THE PROBLEM –
Copy out every line that contains the word "this".

MATERIAL PROVIDED –
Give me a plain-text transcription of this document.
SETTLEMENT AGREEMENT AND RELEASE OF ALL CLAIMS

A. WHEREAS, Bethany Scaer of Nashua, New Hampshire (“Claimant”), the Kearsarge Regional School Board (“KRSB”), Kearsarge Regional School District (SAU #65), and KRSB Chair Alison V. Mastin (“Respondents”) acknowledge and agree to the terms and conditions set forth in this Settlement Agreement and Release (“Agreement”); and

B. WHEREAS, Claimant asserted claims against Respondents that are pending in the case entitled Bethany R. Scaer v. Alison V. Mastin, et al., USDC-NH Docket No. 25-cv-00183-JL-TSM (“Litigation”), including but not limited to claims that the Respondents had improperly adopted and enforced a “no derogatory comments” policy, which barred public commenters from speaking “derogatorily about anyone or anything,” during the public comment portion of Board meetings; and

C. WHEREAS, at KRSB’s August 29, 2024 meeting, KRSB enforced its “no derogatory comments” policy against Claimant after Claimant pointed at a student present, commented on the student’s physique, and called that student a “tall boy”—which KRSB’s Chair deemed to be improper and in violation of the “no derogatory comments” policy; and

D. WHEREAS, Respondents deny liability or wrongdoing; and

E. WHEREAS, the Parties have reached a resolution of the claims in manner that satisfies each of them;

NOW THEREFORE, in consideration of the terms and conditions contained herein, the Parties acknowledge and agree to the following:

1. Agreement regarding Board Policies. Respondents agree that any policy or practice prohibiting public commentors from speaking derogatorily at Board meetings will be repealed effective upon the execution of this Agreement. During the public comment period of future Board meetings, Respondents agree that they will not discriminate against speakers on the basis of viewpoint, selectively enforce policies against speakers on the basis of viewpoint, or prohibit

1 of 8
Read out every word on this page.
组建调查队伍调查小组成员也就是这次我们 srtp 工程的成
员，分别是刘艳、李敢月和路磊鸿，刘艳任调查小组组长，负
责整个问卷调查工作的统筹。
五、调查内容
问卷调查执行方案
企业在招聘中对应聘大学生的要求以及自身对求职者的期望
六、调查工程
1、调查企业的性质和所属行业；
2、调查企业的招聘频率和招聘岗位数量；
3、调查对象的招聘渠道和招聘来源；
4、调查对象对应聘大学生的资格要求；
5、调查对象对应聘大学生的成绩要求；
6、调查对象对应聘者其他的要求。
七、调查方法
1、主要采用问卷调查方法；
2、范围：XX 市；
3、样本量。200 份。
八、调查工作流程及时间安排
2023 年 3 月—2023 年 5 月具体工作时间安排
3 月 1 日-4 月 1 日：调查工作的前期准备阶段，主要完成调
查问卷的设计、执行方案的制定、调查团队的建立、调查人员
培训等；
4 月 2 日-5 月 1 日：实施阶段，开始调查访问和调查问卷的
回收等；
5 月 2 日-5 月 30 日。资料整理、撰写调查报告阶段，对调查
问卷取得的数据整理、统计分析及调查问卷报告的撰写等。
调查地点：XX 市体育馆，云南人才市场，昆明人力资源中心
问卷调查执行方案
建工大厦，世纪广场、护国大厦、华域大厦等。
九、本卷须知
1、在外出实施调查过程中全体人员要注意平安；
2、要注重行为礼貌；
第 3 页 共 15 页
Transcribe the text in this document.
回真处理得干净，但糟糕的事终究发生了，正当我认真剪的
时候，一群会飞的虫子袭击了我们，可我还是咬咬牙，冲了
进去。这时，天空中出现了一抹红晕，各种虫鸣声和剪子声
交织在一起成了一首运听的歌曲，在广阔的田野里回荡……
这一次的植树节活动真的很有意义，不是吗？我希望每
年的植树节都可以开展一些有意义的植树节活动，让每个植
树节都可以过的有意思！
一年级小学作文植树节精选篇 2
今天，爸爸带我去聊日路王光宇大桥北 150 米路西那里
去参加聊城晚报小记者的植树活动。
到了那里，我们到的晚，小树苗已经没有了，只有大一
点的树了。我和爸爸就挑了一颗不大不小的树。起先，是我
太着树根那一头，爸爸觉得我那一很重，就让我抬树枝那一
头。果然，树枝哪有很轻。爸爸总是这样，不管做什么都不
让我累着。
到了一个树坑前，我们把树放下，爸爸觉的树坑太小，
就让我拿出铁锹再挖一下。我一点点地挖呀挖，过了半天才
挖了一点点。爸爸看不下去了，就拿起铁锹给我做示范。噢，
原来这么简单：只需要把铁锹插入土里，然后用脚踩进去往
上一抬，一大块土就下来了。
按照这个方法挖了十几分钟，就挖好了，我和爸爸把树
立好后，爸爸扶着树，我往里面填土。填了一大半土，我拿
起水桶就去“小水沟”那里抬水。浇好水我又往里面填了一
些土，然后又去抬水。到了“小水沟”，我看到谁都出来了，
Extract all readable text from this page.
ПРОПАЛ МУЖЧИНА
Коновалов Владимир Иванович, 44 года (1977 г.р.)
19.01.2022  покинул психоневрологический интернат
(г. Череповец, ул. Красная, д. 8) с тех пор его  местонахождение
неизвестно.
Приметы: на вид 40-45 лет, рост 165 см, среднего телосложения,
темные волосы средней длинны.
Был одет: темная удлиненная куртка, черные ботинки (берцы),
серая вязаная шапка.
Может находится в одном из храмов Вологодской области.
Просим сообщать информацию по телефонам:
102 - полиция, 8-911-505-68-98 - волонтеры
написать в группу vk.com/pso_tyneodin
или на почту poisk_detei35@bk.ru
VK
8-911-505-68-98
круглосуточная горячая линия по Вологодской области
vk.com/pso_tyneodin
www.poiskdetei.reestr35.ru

EXERCISE SOLUTION –
Give me a plain-text transcription of this document.
A. WHEREAS, Bethany Scaer of Nashua, New Hampshire (“Claimant”), the Kearsarge Regional School Board (“KRSB”), Kearsarge Regional School District (SAU #65), and KRSB Chair Alison V. Mastin (“Respondents”) acknowledge and agree to the terms and conditions set forth in this Settlement Agreement and Release (“Agreement”); and
1. Agreement regarding Board Policies. Respondents agree that any policy or practice prohibiting public commentors from speaking derogatorily at Board meetings will be repealed effective upon the execution of this Agreement. During the public comment period of future Board meetings, Respondents agree that they will not discriminate against speakers on the basis of viewpoint, selectively enforce policies against speakers on the basis of viewpoint, or prohibit
Read out every word on this page.
Transcribe the text in this document.
Extract all readable text from this page.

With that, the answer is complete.